» Stated problem
Write only the number of lines in the records beneath that hold "title".

▼

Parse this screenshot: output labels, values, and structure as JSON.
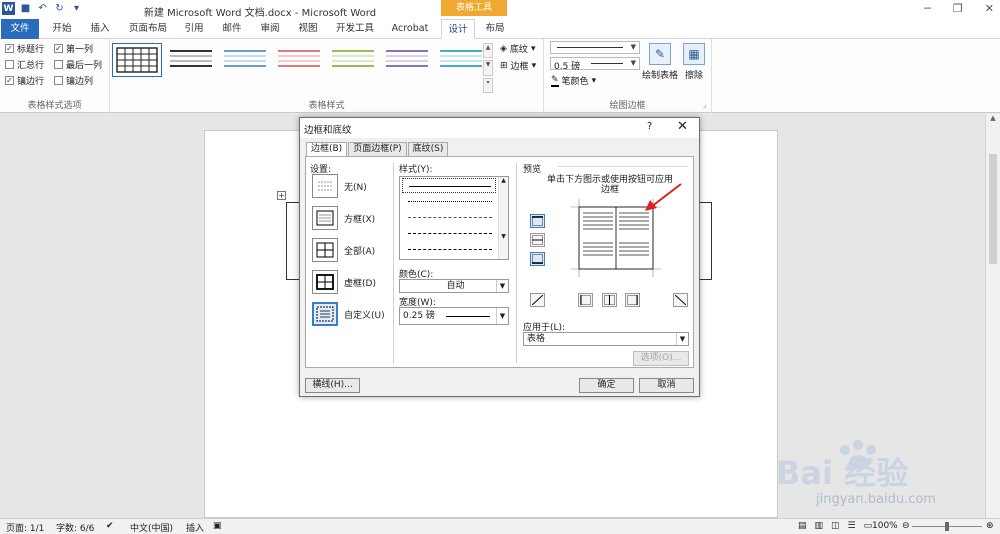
{
  "window": {
    "title": "新建 Microsoft Word 文档.docx - Microsoft Word",
    "context_tab_group": "表格工具"
  },
  "ribbon_tabs": [
    "文件",
    "开始",
    "插入",
    "页面布局",
    "引用",
    "邮件",
    "审阅",
    "视图",
    "开发工具",
    "Acrobat",
    "设计",
    "布局"
  ],
  "active_tab": "设计",
  "style_options": {
    "items": [
      {
        "label": "标题行",
        "checked": true
      },
      {
        "label": "第一列",
        "checked": true
      },
      {
        "label": "汇总行",
        "checked": false
      },
      {
        "label": "最后一列",
        "checked": false
      },
      {
        "label": "镶边行",
        "checked": true
      },
      {
        "label": "镶边列",
        "checked": false
      }
    ],
    "group_label": "表格样式选项"
  },
  "table_styles": {
    "group_label": "表格样式",
    "swatch_colors": [
      "#333333",
      "#4a4a4a",
      "#6f9bd1",
      "#d98080",
      "#9bbb59",
      "#8b76b5",
      "#4bacc6"
    ]
  },
  "shading": {
    "label": "底纹",
    "border_label": "边框"
  },
  "draw_borders": {
    "group_label": "绘图边框",
    "pen_weight": "0.5 磅",
    "pen_color_label": "笔颜色",
    "draw_table_label": "绘制表格",
    "eraser_label": "擦除"
  },
  "dialog": {
    "title": "边框和底纹",
    "help": "?",
    "close": "✕",
    "tabs": [
      "边框(B)",
      "页面边框(P)",
      "底纹(S)"
    ],
    "settings_label": "设置:",
    "settings": [
      {
        "label": "无(N)"
      },
      {
        "label": "方框(X)"
      },
      {
        "label": "全部(A)"
      },
      {
        "label": "虚框(D)"
      },
      {
        "label": "自定义(U)",
        "selected": true
      }
    ],
    "style_label": "样式(Y):",
    "color_label": "颜色(C):",
    "color_value": "自动",
    "width_label": "宽度(W):",
    "width_value": "0.25 磅",
    "preview_label": "预览",
    "preview_hint": "单击下方图示或使用按钮可应用边框",
    "apply_to_label": "应用于(L):",
    "apply_to_value": "表格",
    "options_button": "选项(O)...",
    "horizontal_line_button": "横线(H)...",
    "ok": "确定",
    "cancel": "取消"
  },
  "status": {
    "page": "页面: 1/1",
    "words": "字数: 6/6",
    "language": "中文(中国)",
    "insert_mode": "插入",
    "zoom": "100%"
  },
  "watermark": {
    "logo": "Bai 经验",
    "url": "jingyan.baidu.com"
  }
}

▲

» Result of the task
2